**WHAT THIS TASK INVOLVES**
Extract all lines that hold "content" from the records below.

**RECORDS SUPPLIED**
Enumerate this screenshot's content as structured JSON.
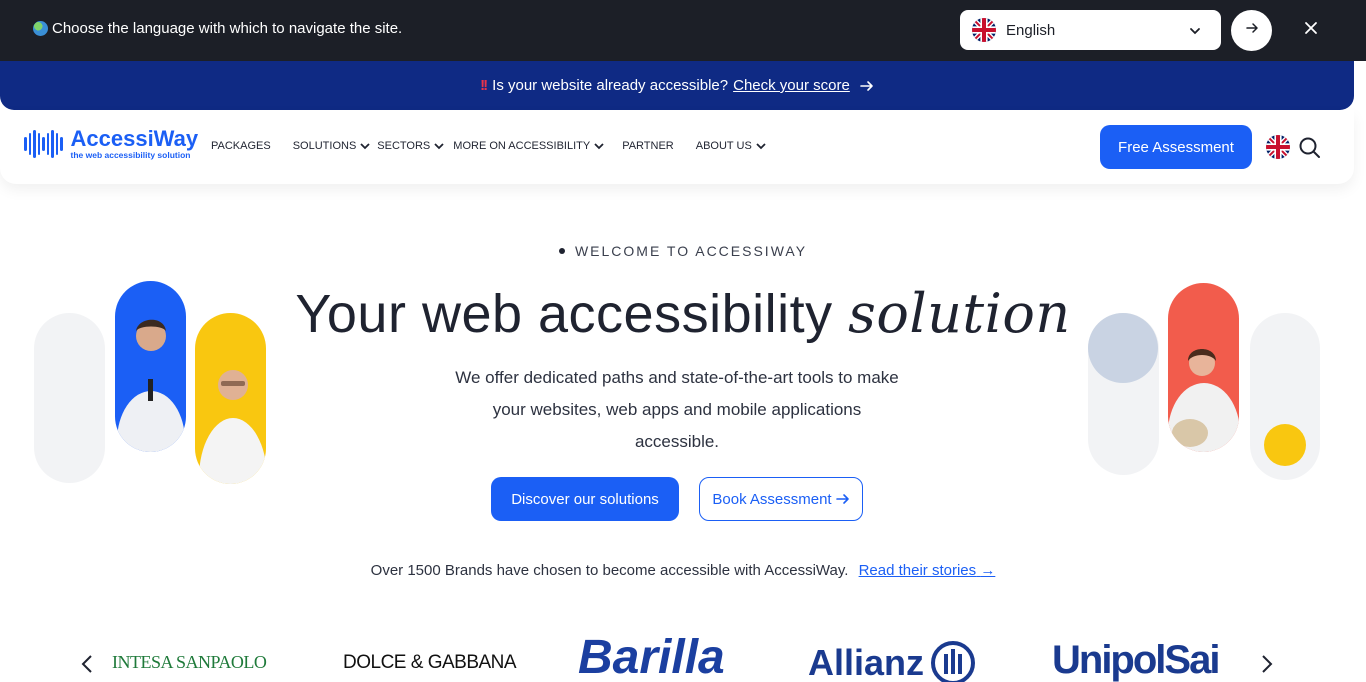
{
  "language_bar": {
    "message": "Choose the language with which to navigate the site.",
    "selected_language": "English"
  },
  "promo": {
    "text": "Is your website already accessible?",
    "link": "Check your score"
  },
  "nav": {
    "logo_name": "AccessiWay",
    "logo_tagline": "the web accessibility solution",
    "items": [
      {
        "label": "PACKAGES",
        "dropdown": false
      },
      {
        "label": "SOLUTIONS",
        "dropdown": true
      },
      {
        "label": "SECTORS",
        "dropdown": true
      },
      {
        "label": "MORE ON ACCESSIBILITY",
        "dropdown": true
      },
      {
        "label": "PARTNER",
        "dropdown": false
      },
      {
        "label": "ABOUT US",
        "dropdown": true
      }
    ],
    "cta": "Free Assessment"
  },
  "hero": {
    "eyebrow": "WELCOME TO ACCESSIWAY",
    "title_main": "Your web accessibility ",
    "title_italic": "solution",
    "subtitle": "We offer dedicated paths and state-of-the-art tools to make your websites, web apps and mobile applications accessible.",
    "primary_button": "Discover our solutions",
    "secondary_button": "Book Assessment",
    "brands_text": "Over 1500 Brands have chosen to become accessible with AccessiWay.",
    "brands_link": "Read their stories"
  },
  "logos": [
    "INTESA SANPAOLO",
    "DOLCE & GABBANA",
    "Barilla",
    "Allianz",
    "UnipolSai"
  ],
  "colors": {
    "brand_blue": "#1b5ff5",
    "promo_navy": "#0f2a84",
    "langbar_dark": "#1c1f27",
    "yellow": "#f9c710",
    "coral": "#f25c4c"
  }
}
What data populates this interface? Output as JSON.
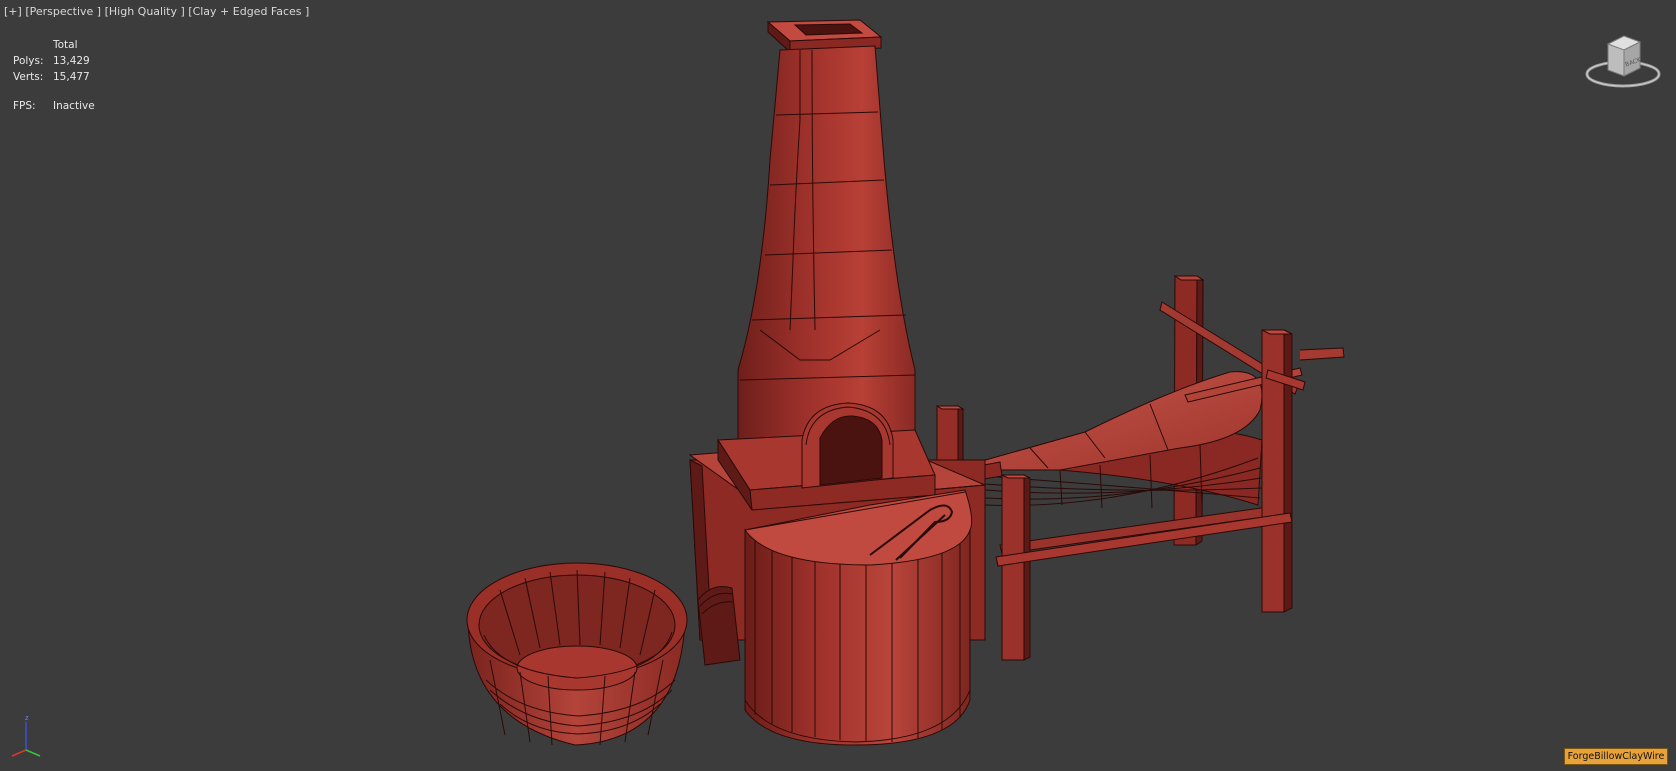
{
  "viewport": {
    "label_plus": "[+]",
    "label_view": "[Perspective ]",
    "label_quality": "[High Quality ]",
    "label_shading": "[Clay + Edged Faces ]"
  },
  "stats": {
    "header": "Total",
    "polys_label": "Polys:",
    "polys_value": "13,429",
    "verts_label": "Verts:",
    "verts_value": "15,477",
    "fps_label": "FPS:",
    "fps_value": "Inactive"
  },
  "viewcube": {
    "face_label": "BACK"
  },
  "axis": {
    "z": "z"
  },
  "file_label": "ForgeBillowClayWire",
  "colors": {
    "background": "#3c3c3c",
    "clay": "#a8362f",
    "clay_light": "#c24a40",
    "clay_dark": "#6e1f1b",
    "edge": "#2a0a08",
    "file_label_bg": "#e8a23a"
  }
}
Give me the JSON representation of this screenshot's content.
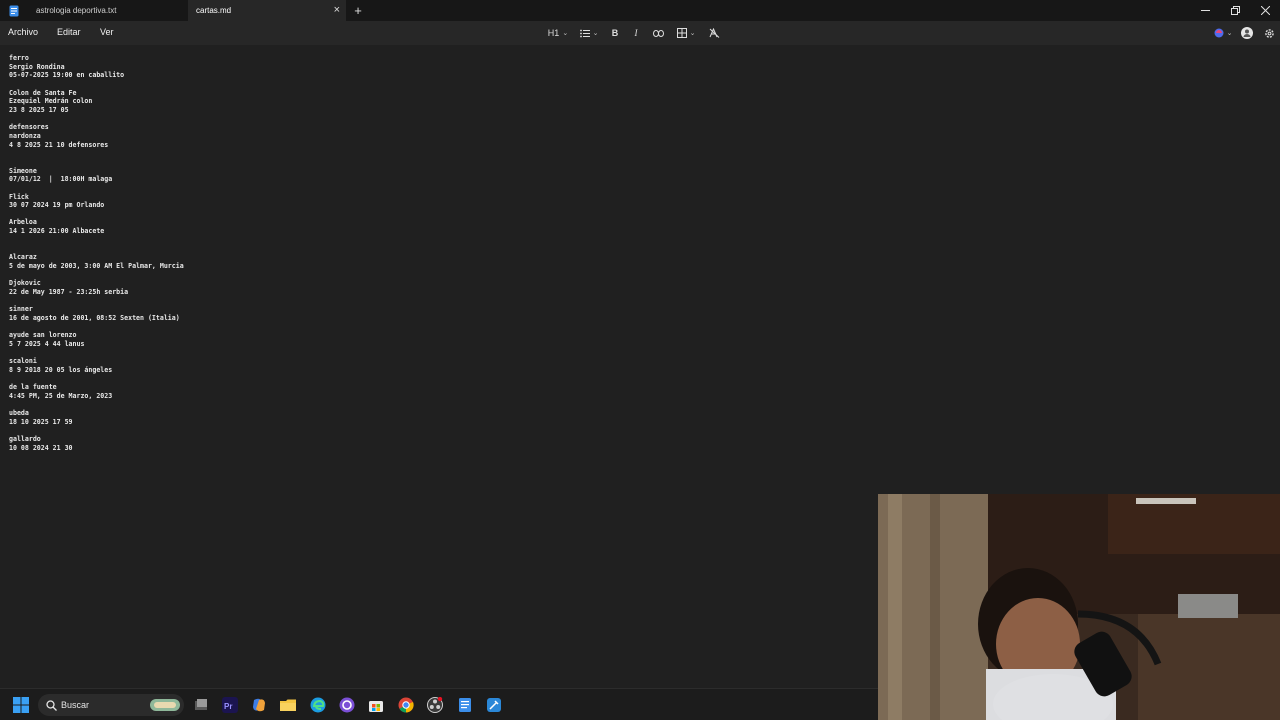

**SOLUTION TO THE EXERCISE**
Enumerate this screenshot's content as structured JSON.
Give me the JSON representation of this screenshot's content.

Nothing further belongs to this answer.